Excerpted records —
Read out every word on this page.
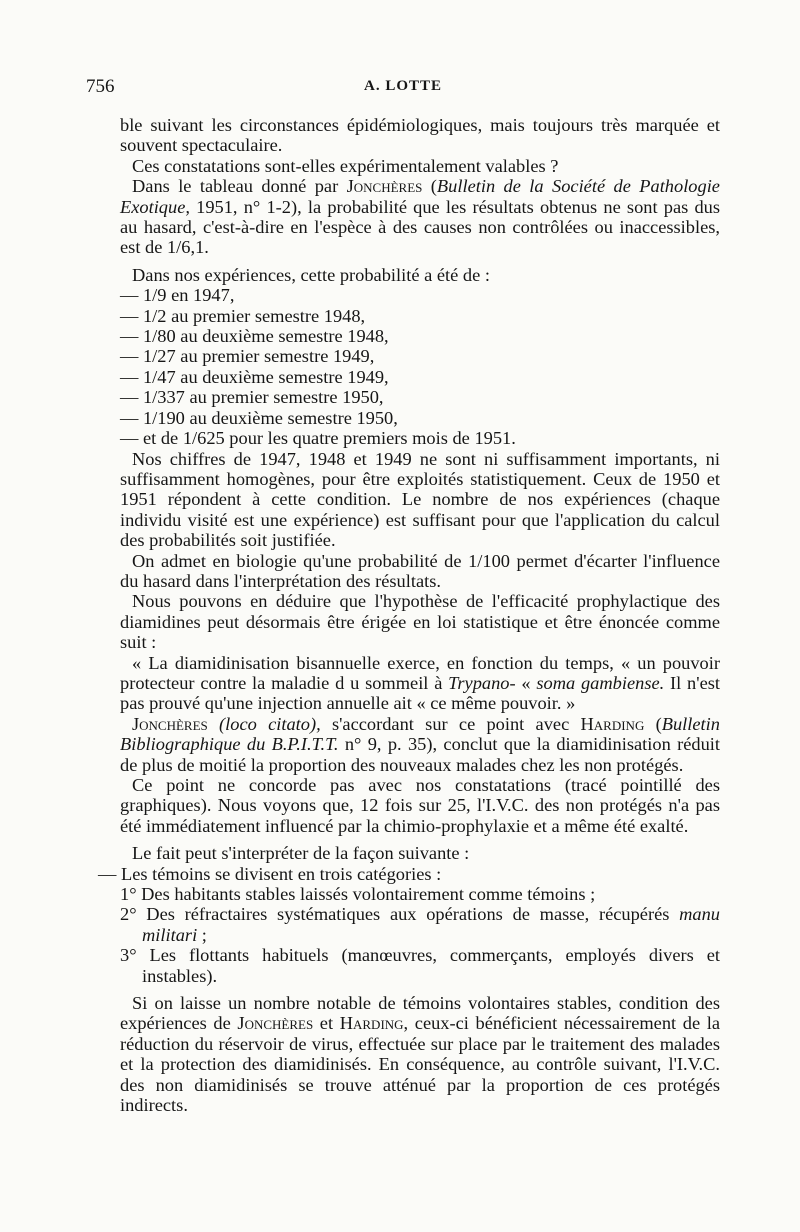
756	A. LOTTE

ble suivant les circonstances épidémiologiques, mais toujours très marquée et souvent spectaculaire.

Ces constatations sont-elles expérimentalement valables ?

Dans le tableau donné par Jonchères (Bulletin de la Société de Pathologie Exotique, 1951, n° 1-2), la probabilité que les résultats obtenus ne sont pas dus au hasard, c'est-à-dire en l'espèce à des causes non contrôlées ou inaccessibles, est de 1/6,1.

Dans nos expériences, cette probabilité a été de :

— 1/9 en 1947,

— 1/2 au premier semestre 1948,

— 1/80 au deuxième semestre 1948,

— 1/27 au premier semestre 1949,

— 1/47 au deuxième semestre 1949,

— 1/337 au premier semestre 1950,

— 1/190 au deuxième semestre 1950,

— et de 1/625 pour les quatre premiers mois de 1951.

Nos chiffres de 1947, 1948 et 1949 ne sont ni suffisamment importants, ni suffisamment homogènes, pour être exploités statistiquement. Ceux de 1950 et 1951 répondent à cette condition. Le nombre de nos expériences (chaque individu visité est une expérience) est suffisant pour que l'application du calcul des probabilités soit justifiée.

On admet en biologie qu'une probabilité de 1/100 permet d'écarter l'influence du hasard dans l'interprétation des résultats.

Nous pouvons en déduire que l'hypothèse de l'efficacité prophylactique des diamidines peut désormais être érigée en loi statistique et être énoncée comme suit :

« La diamidinisation bisannuelle exerce, en fonction du temps, « un pouvoir protecteur contre la maladie d u sommeil à Trypano- « soma gambiense. Il n'est pas prouvé qu'une injection annuelle ait « ce même pouvoir. »

Jonchères (loco citato), s'accordant sur ce point avec Harding (Bulletin Bibliographique du B.P.I.T.T. n° 9, p. 35), conclut que la diamidinisation réduit de plus de moitié la proportion des nouveaux malades chez les non protégés.

Ce point ne concorde pas avec nos constatations (tracé pointillé des graphiques). Nous voyons que, 12 fois sur 25, l'I.V.C. des non protégés n'a pas été immédiatement influencé par la chimio-prophylaxie et a même été exalté.

Le fait peut s'interpréter de la façon suivante :

— Les témoins se divisent en trois catégories :

1° Des habitants stables laissés volontairement comme témoins ;

2° Des réfractaires systématiques aux opérations de masse, récupérés manu militari ;

3° Les flottants habituels (manœuvres, commerçants, employés divers et instables).

Si on laisse un nombre notable de témoins volontaires stables, condition des expériences de Jonchères et Harding, ceux-ci bénéficient nécessairement de la réduction du réservoir de virus, effectuée sur place par le traitement des malades et la protection des diamidinisés. En conséquence, au contrôle suivant, l'I.V.C. des non diamidinisés se trouve atténué par la proportion de ces protégés indirects.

What this task involves — An exact, word-for-word version of the material is required, free of pictures.

Answer to this problem —
Read out every word on this page.
756	A. LOTTE

ble suivant les circonstances épidémiologiques, mais toujours très marquée et souvent spectaculaire.

Ces constatations sont-elles expérimentalement valables ?

Dans le tableau donné par Jonchères (Bulletin de la Société de Pathologie Exotique, 1951, n° 1-2), la probabilité que les résultats obtenus ne sont pas dus au hasard, c'est-à-dire en l'espèce à des causes non contrôlées ou inaccessibles, est de 1/6,1.

Dans nos expériences, cette probabilité a été de :

— 1/9 en 1947,

— 1/2 au premier semestre 1948,

— 1/80 au deuxième semestre 1948,

— 1/27 au premier semestre 1949,

— 1/47 au deuxième semestre 1949,

— 1/337 au premier semestre 1950,

— 1/190 au deuxième semestre 1950,

— et de 1/625 pour les quatre premiers mois de 1951.

Nos chiffres de 1947, 1948 et 1949 ne sont ni suffisamment importants, ni suffisamment homogènes, pour être exploités statistiquement. Ceux de 1950 et 1951 répondent à cette condition. Le nombre de nos expériences (chaque individu visité est une expérience) est suffisant pour que l'application du calcul des probabilités soit justifiée.

On admet en biologie qu'une probabilité de 1/100 permet d'écarter l'influence du hasard dans l'interprétation des résultats.

Nous pouvons en déduire que l'hypothèse de l'efficacité prophylactique des diamidines peut désormais être érigée en loi statistique et être énoncée comme suit :

« La diamidinisation bisannuelle exerce, en fonction du temps, « un pouvoir protecteur contre la maladie d u sommeil à Trypano- « soma gambiense. Il n'est pas prouvé qu'une injection annuelle ait « ce même pouvoir. »

Jonchères (loco citato), s'accordant sur ce point avec Harding (Bulletin Bibliographique du B.P.I.T.T. n° 9, p. 35), conclut que la diamidinisation réduit de plus de moitié la proportion des nouveaux malades chez les non protégés.

Ce point ne concorde pas avec nos constatations (tracé pointillé des graphiques). Nous voyons que, 12 fois sur 25, l'I.V.C. des non protégés n'a pas été immédiatement influencé par la chimio-prophylaxie et a même été exalté.

Le fait peut s'interpréter de la façon suivante :

— Les témoins se divisent en trois catégories :

1° Des habitants stables laissés volontairement comme témoins ;

2° Des réfractaires systématiques aux opérations de masse, récupérés manu militari ;

3° Les flottants habituels (manœuvres, commerçants, employés divers et instables).

Si on laisse un nombre notable de témoins volontaires stables, condition des expériences de Jonchères et Harding, ceux-ci bénéficient nécessairement de la réduction du réservoir de virus, effectuée sur place par le traitement des malades et la protection des diamidinisés. En conséquence, au contrôle suivant, l'I.V.C. des non diamidinisés se trouve atténué par la proportion de ces protégés indirects.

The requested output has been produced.